▶ **COSA FARE**:
Ricopia senza cambiare nulla il tratto delle voci qui sotto che va dall'inizio fino alla riga con "x-tick-label: 1.00 xyxy=(639,810,684,834)", compresi entrambi gli estremi.

☆ ☆ ☆ ☆ ☆

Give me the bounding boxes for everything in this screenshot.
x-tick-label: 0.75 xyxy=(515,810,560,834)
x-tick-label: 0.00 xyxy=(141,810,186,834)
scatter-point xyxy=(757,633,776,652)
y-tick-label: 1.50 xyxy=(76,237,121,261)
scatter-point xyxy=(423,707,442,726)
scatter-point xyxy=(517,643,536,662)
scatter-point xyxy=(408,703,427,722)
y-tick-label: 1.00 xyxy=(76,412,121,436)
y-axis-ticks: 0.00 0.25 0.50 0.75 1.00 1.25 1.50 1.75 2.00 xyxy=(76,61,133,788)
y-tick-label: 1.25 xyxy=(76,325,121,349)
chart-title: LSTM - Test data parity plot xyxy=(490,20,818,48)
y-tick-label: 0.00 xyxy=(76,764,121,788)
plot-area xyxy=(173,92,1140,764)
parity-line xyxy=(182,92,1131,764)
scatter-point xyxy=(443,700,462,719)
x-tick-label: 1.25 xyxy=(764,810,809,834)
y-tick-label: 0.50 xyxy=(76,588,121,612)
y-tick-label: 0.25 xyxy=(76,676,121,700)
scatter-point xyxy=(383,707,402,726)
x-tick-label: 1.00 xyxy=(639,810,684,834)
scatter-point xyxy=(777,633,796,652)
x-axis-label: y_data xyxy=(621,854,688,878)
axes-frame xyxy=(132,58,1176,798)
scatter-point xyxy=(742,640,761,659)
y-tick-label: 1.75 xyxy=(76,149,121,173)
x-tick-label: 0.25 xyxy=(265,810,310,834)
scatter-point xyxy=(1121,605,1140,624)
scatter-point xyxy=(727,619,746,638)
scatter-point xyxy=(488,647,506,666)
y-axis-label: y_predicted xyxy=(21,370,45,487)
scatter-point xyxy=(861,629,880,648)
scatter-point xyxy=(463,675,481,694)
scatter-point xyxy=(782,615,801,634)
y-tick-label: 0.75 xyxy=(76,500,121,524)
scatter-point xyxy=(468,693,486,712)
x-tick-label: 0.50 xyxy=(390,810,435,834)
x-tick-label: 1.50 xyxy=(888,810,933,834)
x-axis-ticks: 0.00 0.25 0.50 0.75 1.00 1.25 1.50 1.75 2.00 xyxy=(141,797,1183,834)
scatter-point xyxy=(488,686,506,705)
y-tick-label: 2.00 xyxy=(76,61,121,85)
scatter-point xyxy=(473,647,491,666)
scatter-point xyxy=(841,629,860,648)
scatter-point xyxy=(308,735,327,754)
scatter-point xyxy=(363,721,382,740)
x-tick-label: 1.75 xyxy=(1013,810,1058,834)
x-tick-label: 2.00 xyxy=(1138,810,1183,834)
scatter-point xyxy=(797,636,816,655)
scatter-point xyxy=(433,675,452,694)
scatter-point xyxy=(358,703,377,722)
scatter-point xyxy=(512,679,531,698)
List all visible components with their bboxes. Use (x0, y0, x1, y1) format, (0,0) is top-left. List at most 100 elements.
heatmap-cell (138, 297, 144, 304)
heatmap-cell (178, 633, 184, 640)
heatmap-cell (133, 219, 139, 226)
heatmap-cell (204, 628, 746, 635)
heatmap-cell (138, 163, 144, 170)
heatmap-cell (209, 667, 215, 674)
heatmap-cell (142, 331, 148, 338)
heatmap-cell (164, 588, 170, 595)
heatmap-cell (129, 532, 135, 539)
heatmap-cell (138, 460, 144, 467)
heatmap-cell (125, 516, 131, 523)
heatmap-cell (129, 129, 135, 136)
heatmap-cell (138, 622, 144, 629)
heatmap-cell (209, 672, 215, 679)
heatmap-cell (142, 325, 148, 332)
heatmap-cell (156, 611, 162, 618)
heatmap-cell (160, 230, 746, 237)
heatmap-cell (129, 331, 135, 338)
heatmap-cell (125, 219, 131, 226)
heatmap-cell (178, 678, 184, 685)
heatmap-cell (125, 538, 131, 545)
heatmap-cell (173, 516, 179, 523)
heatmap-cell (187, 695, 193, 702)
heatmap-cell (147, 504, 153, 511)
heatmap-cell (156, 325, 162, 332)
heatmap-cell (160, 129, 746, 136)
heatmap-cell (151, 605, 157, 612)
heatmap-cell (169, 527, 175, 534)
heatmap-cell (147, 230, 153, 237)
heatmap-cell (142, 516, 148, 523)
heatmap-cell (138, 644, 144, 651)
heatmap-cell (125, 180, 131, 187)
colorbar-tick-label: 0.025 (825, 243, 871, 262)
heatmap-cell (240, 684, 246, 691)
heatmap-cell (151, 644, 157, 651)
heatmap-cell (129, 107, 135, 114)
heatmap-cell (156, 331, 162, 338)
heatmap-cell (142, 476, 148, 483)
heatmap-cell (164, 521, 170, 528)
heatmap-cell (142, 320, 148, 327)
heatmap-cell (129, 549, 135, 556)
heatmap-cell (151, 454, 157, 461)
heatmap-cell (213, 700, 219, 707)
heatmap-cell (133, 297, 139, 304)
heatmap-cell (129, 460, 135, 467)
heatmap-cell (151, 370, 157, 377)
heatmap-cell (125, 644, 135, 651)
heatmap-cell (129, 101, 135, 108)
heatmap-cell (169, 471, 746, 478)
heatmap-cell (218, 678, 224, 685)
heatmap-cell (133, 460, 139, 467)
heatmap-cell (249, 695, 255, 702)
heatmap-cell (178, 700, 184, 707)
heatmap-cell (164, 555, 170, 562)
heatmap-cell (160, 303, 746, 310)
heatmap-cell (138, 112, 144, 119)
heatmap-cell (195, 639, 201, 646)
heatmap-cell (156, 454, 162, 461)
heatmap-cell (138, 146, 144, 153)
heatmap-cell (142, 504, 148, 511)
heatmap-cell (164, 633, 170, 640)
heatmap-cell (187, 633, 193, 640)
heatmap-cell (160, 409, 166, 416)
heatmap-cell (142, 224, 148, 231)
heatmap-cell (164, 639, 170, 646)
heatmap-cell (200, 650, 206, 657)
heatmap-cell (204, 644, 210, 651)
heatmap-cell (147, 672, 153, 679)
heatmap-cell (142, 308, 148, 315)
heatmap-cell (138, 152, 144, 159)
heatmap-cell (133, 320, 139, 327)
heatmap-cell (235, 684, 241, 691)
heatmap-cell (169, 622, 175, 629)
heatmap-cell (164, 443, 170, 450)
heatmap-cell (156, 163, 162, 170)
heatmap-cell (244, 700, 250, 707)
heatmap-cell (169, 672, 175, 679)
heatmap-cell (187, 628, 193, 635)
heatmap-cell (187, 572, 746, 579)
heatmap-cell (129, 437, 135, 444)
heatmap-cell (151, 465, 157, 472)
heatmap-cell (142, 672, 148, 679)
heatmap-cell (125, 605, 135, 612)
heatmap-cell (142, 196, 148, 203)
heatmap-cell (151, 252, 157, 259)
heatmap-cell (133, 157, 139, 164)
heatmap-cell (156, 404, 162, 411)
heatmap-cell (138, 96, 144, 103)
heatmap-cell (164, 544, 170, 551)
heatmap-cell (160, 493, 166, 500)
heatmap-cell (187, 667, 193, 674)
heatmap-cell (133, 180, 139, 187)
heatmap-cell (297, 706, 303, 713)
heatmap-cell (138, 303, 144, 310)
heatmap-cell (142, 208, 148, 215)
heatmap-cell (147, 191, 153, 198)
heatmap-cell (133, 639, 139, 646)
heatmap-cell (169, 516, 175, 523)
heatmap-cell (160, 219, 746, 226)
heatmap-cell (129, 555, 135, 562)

☆ ☆ ☆ ☆ ☆

▶ **RISPOSTA CORRETTA**:
Give me the bounding boxes for everything in this screenshot.
x-tick-label: 0.75 xyxy=(515,810,560,834)
x-tick-label: 0.00 xyxy=(141,810,186,834)
scatter-point xyxy=(757,633,776,652)
y-tick-label: 1.50 xyxy=(76,237,121,261)
scatter-point xyxy=(423,707,442,726)
scatter-point xyxy=(517,643,536,662)
scatter-point xyxy=(408,703,427,722)
y-tick-label: 1.00 xyxy=(76,412,121,436)
y-axis-ticks: 0.00 0.25 0.50 0.75 1.00 1.25 1.50 1.75 2.00 xyxy=(76,61,133,788)
y-tick-label: 1.25 xyxy=(76,325,121,349)
chart-title: LSTM - Test data parity plot xyxy=(490,20,818,48)
y-tick-label: 0.00 xyxy=(76,764,121,788)
plot-area xyxy=(173,92,1140,764)
parity-line xyxy=(182,92,1131,764)
scatter-point xyxy=(443,700,462,719)
x-tick-label: 1.25 xyxy=(764,810,809,834)
y-tick-label: 0.50 xyxy=(76,588,121,612)
y-tick-label: 0.25 xyxy=(76,676,121,700)
scatter-point xyxy=(383,707,402,726)
x-tick-label: 1.00 xyxy=(639,810,684,834)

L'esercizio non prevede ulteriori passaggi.